◆ **TASK DESCRIPTION**
Below are records; work out how many of their lines contain "printer" and give only that number.

[Stored entries]
[start]
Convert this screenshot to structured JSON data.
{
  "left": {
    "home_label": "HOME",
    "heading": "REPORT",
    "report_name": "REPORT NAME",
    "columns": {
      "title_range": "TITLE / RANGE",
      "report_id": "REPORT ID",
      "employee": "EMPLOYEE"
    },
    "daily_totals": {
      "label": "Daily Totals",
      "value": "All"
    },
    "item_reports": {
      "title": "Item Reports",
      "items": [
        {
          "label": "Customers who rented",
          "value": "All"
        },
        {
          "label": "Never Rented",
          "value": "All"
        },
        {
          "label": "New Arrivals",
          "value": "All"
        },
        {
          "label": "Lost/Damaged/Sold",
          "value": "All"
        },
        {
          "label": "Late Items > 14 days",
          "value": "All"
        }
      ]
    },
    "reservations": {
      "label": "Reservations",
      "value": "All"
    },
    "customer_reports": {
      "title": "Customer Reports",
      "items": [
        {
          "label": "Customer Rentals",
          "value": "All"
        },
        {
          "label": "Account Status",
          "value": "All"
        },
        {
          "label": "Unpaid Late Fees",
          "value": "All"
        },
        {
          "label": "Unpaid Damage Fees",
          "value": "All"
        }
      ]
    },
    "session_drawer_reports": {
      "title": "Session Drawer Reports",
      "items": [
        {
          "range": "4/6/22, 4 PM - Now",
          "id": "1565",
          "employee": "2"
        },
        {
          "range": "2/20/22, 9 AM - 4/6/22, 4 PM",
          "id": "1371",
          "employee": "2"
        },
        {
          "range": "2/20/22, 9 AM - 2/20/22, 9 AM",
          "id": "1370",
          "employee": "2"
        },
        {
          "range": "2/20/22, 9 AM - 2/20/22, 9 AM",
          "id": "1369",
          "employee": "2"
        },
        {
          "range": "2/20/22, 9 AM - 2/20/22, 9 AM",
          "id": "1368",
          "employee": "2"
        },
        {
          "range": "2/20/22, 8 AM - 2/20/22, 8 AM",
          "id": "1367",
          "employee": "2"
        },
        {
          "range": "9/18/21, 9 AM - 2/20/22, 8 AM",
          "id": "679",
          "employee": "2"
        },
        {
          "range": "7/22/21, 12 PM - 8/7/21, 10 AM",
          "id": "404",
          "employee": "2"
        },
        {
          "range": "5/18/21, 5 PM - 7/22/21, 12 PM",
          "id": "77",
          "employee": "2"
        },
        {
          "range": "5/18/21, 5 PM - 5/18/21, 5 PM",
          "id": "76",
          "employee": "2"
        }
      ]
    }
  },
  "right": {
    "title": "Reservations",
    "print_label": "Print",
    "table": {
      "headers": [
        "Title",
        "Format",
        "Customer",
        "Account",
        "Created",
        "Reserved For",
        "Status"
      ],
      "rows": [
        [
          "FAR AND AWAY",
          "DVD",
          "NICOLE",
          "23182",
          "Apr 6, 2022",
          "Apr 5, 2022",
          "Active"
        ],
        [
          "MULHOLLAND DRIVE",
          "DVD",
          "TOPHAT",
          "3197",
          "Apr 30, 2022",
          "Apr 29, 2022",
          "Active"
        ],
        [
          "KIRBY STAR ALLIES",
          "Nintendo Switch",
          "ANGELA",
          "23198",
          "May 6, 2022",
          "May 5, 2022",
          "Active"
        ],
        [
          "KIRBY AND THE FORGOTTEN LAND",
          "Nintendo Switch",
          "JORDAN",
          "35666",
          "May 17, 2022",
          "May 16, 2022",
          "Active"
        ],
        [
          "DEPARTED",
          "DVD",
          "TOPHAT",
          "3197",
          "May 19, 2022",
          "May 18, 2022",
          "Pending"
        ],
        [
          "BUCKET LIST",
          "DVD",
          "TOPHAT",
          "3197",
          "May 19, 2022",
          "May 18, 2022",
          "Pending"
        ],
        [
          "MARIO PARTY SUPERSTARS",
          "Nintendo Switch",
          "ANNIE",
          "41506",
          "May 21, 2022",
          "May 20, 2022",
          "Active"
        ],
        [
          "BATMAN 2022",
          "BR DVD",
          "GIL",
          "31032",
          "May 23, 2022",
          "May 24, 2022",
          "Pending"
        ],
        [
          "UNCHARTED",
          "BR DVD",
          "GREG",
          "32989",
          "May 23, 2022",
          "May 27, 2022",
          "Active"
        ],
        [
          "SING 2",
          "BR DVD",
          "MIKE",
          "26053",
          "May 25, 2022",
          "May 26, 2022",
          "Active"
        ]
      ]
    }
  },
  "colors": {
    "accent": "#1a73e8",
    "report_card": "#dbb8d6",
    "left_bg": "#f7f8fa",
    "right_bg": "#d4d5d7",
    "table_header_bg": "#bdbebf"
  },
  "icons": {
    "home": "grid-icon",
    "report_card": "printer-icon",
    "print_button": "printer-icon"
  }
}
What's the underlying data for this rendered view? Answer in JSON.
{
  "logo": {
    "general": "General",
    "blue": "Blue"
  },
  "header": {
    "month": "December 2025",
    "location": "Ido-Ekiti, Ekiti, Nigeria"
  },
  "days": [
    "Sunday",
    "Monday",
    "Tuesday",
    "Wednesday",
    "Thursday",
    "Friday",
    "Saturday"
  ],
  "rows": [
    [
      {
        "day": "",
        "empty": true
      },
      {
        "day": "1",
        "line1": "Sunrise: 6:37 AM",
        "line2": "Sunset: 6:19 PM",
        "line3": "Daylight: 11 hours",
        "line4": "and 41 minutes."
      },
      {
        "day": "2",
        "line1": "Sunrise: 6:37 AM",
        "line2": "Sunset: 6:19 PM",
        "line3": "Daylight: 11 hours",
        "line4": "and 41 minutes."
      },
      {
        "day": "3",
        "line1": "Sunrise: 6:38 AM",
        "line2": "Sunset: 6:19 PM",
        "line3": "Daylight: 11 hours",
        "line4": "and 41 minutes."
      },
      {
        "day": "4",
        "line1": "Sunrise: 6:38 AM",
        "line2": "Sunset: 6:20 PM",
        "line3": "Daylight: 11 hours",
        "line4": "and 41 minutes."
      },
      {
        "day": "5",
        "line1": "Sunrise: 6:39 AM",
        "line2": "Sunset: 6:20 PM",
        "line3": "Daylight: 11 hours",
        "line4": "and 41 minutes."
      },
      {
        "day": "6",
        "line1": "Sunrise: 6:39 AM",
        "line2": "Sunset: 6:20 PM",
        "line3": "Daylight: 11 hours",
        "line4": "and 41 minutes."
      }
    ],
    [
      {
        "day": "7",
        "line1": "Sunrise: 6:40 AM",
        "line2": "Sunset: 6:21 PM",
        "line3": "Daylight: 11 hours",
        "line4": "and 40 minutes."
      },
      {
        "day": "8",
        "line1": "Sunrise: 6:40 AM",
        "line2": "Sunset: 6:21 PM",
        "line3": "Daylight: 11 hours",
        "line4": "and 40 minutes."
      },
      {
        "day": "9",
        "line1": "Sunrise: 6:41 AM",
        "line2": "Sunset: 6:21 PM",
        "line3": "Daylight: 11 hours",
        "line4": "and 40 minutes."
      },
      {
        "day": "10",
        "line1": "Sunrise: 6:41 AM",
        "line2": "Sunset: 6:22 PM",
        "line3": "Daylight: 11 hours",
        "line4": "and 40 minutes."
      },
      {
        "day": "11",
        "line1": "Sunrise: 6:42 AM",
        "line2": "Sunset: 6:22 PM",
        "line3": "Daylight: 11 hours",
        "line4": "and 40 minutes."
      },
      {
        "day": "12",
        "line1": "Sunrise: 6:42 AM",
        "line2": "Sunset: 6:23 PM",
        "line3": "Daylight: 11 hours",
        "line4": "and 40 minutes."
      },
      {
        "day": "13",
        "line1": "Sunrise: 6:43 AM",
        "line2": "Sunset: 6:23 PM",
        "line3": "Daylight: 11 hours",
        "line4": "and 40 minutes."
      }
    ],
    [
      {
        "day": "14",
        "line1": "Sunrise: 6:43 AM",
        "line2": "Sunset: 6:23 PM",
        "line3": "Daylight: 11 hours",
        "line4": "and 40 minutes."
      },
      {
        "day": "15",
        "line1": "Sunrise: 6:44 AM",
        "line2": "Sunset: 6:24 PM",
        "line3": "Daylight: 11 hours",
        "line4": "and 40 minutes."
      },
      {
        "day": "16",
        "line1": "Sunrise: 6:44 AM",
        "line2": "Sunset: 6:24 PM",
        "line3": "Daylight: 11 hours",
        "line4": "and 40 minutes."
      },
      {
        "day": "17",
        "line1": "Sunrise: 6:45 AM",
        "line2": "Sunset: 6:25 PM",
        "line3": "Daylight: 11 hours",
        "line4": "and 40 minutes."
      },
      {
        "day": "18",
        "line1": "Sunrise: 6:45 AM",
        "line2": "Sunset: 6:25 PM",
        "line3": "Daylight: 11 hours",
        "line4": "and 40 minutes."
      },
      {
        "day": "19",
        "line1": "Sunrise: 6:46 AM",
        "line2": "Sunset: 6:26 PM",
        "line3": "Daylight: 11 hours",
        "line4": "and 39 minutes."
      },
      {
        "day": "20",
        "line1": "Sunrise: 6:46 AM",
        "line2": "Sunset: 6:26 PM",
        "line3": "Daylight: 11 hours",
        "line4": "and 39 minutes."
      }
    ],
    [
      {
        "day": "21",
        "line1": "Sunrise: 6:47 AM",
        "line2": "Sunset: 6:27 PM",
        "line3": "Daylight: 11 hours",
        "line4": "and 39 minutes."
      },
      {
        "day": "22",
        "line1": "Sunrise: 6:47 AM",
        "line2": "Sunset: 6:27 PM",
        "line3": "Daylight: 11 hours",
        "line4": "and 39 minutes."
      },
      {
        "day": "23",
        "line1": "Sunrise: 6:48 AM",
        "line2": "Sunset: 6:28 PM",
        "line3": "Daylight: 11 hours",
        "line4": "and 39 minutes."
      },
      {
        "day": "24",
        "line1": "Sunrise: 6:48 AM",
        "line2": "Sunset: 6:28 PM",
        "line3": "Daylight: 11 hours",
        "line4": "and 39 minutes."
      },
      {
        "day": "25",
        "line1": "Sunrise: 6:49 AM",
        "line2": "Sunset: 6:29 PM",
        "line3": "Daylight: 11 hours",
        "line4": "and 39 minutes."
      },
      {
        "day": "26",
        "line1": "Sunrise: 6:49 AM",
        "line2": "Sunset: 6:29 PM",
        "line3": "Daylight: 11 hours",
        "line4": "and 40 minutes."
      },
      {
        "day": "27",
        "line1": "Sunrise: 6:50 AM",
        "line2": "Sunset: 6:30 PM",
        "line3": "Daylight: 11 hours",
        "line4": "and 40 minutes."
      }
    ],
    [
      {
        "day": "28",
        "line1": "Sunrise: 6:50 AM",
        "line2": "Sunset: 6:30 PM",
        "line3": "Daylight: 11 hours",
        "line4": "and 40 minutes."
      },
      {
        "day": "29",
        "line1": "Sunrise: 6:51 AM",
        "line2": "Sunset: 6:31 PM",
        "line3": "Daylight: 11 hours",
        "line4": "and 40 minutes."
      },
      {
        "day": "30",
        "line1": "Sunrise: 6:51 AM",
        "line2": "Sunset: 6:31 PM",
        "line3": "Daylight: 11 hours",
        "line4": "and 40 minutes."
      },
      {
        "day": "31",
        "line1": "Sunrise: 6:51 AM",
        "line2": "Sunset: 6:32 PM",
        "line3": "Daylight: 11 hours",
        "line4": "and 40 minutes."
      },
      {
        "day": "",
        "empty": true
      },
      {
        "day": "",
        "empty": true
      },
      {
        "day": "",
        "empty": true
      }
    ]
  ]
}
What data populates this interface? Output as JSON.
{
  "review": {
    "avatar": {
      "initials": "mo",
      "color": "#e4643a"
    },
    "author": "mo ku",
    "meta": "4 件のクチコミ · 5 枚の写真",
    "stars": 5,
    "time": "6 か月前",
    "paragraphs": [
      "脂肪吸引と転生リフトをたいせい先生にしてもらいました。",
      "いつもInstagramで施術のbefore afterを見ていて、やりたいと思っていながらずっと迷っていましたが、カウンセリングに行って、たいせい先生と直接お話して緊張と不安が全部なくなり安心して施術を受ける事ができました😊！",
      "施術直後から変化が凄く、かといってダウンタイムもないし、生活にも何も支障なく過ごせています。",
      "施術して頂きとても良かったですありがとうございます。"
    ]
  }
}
[end]
◆ **FINAL RESULT**
2